- [EXCERPTED PASSAGE]
Search code examples
clinuxasciinon-ascii-characters

How to compress Non-ASCII characters to 1 byte in C for Linux?


I have a list of Turkish words. I need to compare their lengths. But since some Turkish characters are non-ASCII, I can't compare their lengths correctly. Non-ASCII Turkish characters holds 2 bytes.

For example:

#include <stdio.h>
#include <string.h>

int main()
{
    char s1[] = "ab";
    char s2[] = "çş";

    printf("%d\n", strlen(s1)); // it prints 2
    printf("%d\n", strlen(s2)); // it prints 4

    return 0;
}

My friend said it's possible to do that in Windows with the line of code below:

system("chcp 1254");

He said that it fills the Turkish chars to the extended ASCII table. However it doesn't work in Linux.

Is there a way to do that in Linux?


Solution

  • One possibility could be to use wide character strings to store words. It does not store characters as one byte but it solves your main problem. To get a set of functions working with your language. The program would look like the following:

    #include <stdio.h>
    #include <string.h>
    #include <wchar.h>
    
    int main()
    {
        wchar_t s1[] = L"ab";
        wchar_t s2[] = L"çş";
    
        printf("%d\n", wcslen(s1)); // it prints 2
        printf("%d\n", wcslen(s2)); // it prints 2
    
        return 0;
    }

- [ENTRIES SUPPLIED]

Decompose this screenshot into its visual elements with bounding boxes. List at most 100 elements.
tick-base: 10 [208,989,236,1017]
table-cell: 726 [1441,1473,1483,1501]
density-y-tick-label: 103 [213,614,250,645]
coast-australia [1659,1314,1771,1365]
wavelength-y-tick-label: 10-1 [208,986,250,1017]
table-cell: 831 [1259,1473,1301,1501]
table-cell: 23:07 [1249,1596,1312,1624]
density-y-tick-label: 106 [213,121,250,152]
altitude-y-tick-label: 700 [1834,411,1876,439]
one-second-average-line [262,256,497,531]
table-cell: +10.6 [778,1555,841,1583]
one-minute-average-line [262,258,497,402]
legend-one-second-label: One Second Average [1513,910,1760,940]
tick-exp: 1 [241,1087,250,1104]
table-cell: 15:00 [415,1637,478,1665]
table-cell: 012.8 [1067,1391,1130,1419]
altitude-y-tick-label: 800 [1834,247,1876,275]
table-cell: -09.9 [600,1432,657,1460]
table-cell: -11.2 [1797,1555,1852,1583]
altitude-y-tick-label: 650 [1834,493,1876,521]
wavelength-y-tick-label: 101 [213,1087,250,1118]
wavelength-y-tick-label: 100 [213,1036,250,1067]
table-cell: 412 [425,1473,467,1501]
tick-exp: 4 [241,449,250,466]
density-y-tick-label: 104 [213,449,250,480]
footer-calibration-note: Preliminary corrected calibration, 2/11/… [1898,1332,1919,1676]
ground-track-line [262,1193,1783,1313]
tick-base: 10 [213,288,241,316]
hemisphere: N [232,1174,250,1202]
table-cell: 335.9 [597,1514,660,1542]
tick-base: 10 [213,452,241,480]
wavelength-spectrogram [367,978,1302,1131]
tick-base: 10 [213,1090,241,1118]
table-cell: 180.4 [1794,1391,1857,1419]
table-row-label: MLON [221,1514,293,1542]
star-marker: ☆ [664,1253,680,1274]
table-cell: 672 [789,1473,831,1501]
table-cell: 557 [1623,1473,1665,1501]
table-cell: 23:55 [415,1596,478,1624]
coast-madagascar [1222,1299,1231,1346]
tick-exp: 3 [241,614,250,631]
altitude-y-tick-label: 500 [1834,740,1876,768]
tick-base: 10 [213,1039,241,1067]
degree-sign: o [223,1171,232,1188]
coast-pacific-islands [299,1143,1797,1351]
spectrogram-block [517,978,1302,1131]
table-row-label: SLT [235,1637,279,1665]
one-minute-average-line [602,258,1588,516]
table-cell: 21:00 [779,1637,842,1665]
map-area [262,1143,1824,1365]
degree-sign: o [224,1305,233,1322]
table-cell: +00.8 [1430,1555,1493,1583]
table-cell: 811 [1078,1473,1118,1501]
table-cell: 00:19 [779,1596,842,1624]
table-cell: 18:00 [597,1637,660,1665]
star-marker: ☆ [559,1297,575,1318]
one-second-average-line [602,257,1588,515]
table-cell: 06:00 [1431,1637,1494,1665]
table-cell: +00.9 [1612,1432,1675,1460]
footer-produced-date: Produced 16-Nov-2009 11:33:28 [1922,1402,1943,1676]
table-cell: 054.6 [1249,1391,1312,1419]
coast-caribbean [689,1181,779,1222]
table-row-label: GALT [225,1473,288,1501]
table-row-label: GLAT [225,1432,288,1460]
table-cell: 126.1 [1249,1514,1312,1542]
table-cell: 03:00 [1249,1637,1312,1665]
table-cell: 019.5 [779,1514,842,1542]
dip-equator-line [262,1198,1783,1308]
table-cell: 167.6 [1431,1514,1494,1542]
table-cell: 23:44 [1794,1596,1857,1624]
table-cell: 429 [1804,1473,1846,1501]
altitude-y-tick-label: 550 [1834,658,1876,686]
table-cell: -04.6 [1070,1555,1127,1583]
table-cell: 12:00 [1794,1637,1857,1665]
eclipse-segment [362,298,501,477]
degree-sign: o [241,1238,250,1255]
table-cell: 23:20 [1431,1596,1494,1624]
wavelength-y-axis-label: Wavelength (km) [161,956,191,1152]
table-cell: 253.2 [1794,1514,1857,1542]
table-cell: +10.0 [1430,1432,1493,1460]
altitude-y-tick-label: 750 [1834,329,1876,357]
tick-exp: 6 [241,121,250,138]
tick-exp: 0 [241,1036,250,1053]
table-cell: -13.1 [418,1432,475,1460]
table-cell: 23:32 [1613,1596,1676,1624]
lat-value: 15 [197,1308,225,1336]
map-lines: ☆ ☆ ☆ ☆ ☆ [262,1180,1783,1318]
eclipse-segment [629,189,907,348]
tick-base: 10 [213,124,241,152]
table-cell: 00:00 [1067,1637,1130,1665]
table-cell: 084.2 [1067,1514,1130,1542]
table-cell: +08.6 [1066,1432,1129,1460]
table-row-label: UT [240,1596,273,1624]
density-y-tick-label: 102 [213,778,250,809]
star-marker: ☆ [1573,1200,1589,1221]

- [TASKS TO COMPLETE]
(A) Extract everything from "How to compress" down to "holds 2 bytes." in the thread on Turkish characters in C.
(B) In the thread on Turkish characters in C, which function does the solution use to get the length of the wide character strings?

- [FINAL ANSWERS]
(A)
How to compress Non-ASCII characters to 1 byte in C for Linux?


I have a list of Turkish words. I need to compare their lengths. But since some Turkish characters are non-ASCII, I can't compare their lengths correctly. Non-ASCII Turkish characters holds 2 bytes.

(B) wcslen